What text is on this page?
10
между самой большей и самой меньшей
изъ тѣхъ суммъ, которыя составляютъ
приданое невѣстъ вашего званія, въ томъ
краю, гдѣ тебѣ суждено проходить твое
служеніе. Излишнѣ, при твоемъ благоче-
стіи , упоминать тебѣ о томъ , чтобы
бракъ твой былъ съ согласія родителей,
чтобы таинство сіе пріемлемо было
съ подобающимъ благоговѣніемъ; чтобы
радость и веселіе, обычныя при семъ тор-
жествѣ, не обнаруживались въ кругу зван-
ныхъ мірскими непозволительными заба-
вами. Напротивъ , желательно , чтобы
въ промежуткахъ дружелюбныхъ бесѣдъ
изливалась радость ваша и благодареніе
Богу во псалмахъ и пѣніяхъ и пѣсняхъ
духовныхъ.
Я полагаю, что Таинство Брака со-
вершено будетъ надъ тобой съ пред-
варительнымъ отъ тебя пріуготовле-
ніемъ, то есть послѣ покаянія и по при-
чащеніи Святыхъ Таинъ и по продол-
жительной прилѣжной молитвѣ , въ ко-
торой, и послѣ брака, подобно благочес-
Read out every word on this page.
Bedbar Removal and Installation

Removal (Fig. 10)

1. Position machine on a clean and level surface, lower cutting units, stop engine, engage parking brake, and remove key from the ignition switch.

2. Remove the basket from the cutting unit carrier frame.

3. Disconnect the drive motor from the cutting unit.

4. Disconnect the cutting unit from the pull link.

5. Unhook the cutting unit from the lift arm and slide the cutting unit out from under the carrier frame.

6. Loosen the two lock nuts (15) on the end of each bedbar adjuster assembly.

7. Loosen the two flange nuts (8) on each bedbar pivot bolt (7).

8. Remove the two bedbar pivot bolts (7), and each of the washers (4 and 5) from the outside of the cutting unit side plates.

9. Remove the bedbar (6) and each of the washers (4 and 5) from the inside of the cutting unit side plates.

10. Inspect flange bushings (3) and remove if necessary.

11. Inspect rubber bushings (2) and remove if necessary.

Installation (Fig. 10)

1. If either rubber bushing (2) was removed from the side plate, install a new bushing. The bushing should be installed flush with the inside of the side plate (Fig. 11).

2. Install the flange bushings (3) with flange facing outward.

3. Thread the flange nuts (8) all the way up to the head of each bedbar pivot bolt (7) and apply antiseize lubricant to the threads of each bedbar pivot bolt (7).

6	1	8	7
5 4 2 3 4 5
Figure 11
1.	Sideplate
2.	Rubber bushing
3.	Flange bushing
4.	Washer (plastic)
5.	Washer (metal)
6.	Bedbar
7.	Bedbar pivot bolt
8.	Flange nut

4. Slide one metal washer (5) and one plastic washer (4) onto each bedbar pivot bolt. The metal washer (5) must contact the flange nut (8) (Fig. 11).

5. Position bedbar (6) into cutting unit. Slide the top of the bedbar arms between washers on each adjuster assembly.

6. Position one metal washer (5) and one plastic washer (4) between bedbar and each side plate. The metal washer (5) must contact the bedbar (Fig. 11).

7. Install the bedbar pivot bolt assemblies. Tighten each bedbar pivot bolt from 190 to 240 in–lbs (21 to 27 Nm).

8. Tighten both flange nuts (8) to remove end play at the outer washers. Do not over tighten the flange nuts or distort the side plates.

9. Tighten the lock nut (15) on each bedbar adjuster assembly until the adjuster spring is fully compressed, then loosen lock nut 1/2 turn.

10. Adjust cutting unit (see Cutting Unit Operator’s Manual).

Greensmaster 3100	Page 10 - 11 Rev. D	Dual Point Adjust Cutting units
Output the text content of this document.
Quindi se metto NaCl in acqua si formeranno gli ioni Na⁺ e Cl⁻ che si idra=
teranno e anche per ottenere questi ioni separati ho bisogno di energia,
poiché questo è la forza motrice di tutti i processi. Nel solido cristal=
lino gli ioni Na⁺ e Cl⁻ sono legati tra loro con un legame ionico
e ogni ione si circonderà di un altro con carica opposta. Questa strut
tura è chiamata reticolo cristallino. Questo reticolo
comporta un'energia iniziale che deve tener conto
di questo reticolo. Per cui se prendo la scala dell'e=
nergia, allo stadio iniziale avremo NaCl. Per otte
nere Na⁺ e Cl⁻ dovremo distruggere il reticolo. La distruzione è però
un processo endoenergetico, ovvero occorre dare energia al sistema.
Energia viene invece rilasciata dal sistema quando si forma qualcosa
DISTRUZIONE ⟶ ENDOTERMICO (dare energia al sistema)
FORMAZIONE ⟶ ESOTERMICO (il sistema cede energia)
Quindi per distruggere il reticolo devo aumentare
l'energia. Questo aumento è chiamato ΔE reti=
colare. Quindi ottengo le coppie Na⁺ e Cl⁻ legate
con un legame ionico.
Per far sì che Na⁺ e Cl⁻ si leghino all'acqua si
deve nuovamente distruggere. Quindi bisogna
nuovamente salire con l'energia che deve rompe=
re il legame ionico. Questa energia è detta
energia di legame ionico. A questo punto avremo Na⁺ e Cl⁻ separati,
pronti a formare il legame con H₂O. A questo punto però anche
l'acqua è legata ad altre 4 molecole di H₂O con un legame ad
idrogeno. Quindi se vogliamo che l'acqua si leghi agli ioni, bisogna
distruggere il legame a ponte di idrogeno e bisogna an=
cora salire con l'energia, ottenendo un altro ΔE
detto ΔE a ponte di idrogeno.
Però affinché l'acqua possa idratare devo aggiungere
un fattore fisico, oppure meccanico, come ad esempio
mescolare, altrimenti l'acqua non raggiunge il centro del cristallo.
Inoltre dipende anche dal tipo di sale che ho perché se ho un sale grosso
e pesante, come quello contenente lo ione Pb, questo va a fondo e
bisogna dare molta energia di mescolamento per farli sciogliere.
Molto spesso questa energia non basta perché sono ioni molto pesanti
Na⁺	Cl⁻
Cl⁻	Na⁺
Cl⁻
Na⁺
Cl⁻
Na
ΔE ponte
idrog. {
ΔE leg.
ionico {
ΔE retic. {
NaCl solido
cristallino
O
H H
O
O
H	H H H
+++
■ What you have to do: Your task is to repeat the data exactly, with nothing left out.

■ Worked solution:
What text is on this page?
10
между самой большей и самой меньшей
изъ тѣхъ суммъ, которыя составляютъ
приданое невѣстъ вашего званія, въ томъ
краю, гдѣ тебѣ суждено проходить твое
служеніе. Излишнѣ, при твоемъ благоче-
стіи , упоминать тебѣ о томъ , чтобы
бракъ твой былъ съ согласія родителей,
чтобы таинство сіе пріемлемо было
съ подобающимъ благоговѣніемъ; чтобы
радость и веселіе, обычныя при семъ тор-
жествѣ, не обнаруживались въ кругу зван-
ныхъ мірскими непозволительными заба-
вами. Напротивъ , желательно , чтобы
въ промежуткахъ дружелюбныхъ бесѣдъ
изливалась радость ваша и благодареніе
Богу во псалмахъ и пѣніяхъ и пѣсняхъ
духовныхъ.
Я полагаю, что Таинство Брака со-
вершено будетъ надъ тобой съ пред-
варительнымъ отъ тебя пріуготовле-
ніемъ, то есть послѣ покаянія и по при-
чащеніи Святыхъ Таинъ и по продол-
жительной прилѣжной молитвѣ , въ ко-
торой, и послѣ брака, подобно благочес-
Read out every word on this page.
Bedbar Removal and Installation

Removal (Fig. 10)

1. Position machine on a clean and level surface, lower cutting units, stop engine, engage parking brake, and remove key from the ignition switch.

2. Remove the basket from the cutting unit carrier frame.

3. Disconnect the drive motor from the cutting unit.

4. Disconnect the cutting unit from the pull link.

5. Unhook the cutting unit from the lift arm and slide the cutting unit out from under the carrier frame.

6. Loosen the two lock nuts (15) on the end of each bedbar adjuster assembly.

7. Loosen the two flange nuts (8) on each bedbar pivot bolt (7).

8. Remove the two bedbar pivot bolts (7), and each of the washers (4 and 5) from the outside of the cutting unit side plates.

9. Remove the bedbar (6) and each of the washers (4 and 5) from the inside of the cutting unit side plates.

10. Inspect flange bushings (3) and remove if necessary.

11. Inspect rubber bushings (2) and remove if necessary.

Installation (Fig. 10)

1. If either rubber bushing (2) was removed from the side plate, install a new bushing. The bushing should be installed flush with the inside of the side plate (Fig. 11).

2. Install the flange bushings (3) with flange facing outward.

3. Thread the flange nuts (8) all the way up to the head of each bedbar pivot bolt (7) and apply antiseize lubricant to the threads of each bedbar pivot bolt (7).

6	1	8	7
5 4 2 3 4 5
Figure 11
1.	Sideplate
2.	Rubber bushing
3.	Flange bushing
4.	Washer (plastic)
5.	Washer (metal)
6.	Bedbar
7.	Bedbar pivot bolt
8.	Flange nut

4. Slide one metal washer (5) and one plastic washer (4) onto each bedbar pivot bolt. The metal washer (5) must contact the flange nut (8) (Fig. 11).

5. Position bedbar (6) into cutting unit. Slide the top of the bedbar arms between washers on each adjuster assembly.

6. Position one metal washer (5) and one plastic washer (4) between bedbar and each side plate. The metal washer (5) must contact the bedbar (Fig. 11).

7. Install the bedbar pivot bolt assemblies. Tighten each bedbar pivot bolt from 190 to 240 in–lbs (21 to 27 Nm).

8. Tighten both flange nuts (8) to remove end play at the outer washers. Do not over tighten the flange nuts or distort the side plates.

9. Tighten the lock nut (15) on each bedbar adjuster assembly until the adjuster spring is fully compressed, then loosen lock nut 1/2 turn.

10. Adjust cutting unit (see Cutting Unit Operator’s Manual).

Greensmaster 3100	Page 10 - 11 Rev. D	Dual Point Adjust Cutting units
Output the text content of this document.
Quindi se metto NaCl in acqua si formeranno gli ioni Na⁺ e Cl⁻ che si idra=
teranno e anche per ottenere questi ioni separati ho bisogno di energia,
poiché questo è la forza motrice di tutti i processi. Nel solido cristal=
lino gli ioni Na⁺ e Cl⁻ sono legati tra loro con un legame ionico
e ogni ione si circonderà di un altro con carica opposta. Questa strut
tura è chiamata reticolo cristallino. Questo reticolo
comporta un'energia iniziale che deve tener conto
di questo reticolo. Per cui se prendo la scala dell'e=
nergia, allo stadio iniziale avremo NaCl. Per otte
nere Na⁺ e Cl⁻ dovremo distruggere il reticolo. La distruzione è però
un processo endoenergetico, ovvero occorre dare energia al sistema.
Energia viene invece rilasciata dal sistema quando si forma qualcosa
DISTRUZIONE ⟶ ENDOTERMICO (dare energia al sistema)
FORMAZIONE ⟶ ESOTERMICO (il sistema cede energia)
Quindi per distruggere il reticolo devo aumentare
l'energia. Questo aumento è chiamato ΔE reti=
colare. Quindi ottengo le coppie Na⁺ e Cl⁻ legate
con un legame ionico.
Per far sì che Na⁺ e Cl⁻ si leghino all'acqua si
deve nuovamente distruggere. Quindi bisogna
nuovamente salire con l'energia che deve rompe=
re il legame ionico. Questa energia è detta
energia di legame ionico. A questo punto avremo Na⁺ e Cl⁻ separati,
pronti a formare il legame con H₂O. A questo punto però anche
l'acqua è legata ad altre 4 molecole di H₂O con un legame ad
idrogeno. Quindi se vogliamo che l'acqua si leghi agli ioni, bisogna
distruggere il legame a ponte di idrogeno e bisogna an=
cora salire con l'energia, ottenendo un altro ΔE
detto ΔE a ponte di idrogeno.
Però affinché l'acqua possa idratare devo aggiungere
un fattore fisico, oppure meccanico, come ad esempio
mescolare, altrimenti l'acqua non raggiunge il centro del cristallo.
Inoltre dipende anche dal tipo di sale che ho perché se ho un sale grosso
e pesante, come quello contenente lo ione Pb, questo va a fondo e
bisogna dare molta energia di mescolamento per farli sciogliere.
Molto spesso questa energia non basta perché sono ioni molto pesanti
Na⁺	Cl⁻
Cl⁻	Na⁺
Cl⁻
Na⁺
Cl⁻
Na
ΔE ponte
idrog. {
ΔE leg.
ionico {
ΔE retic. {
NaCl solido
cristallino
O
H H
O
O
H	H H H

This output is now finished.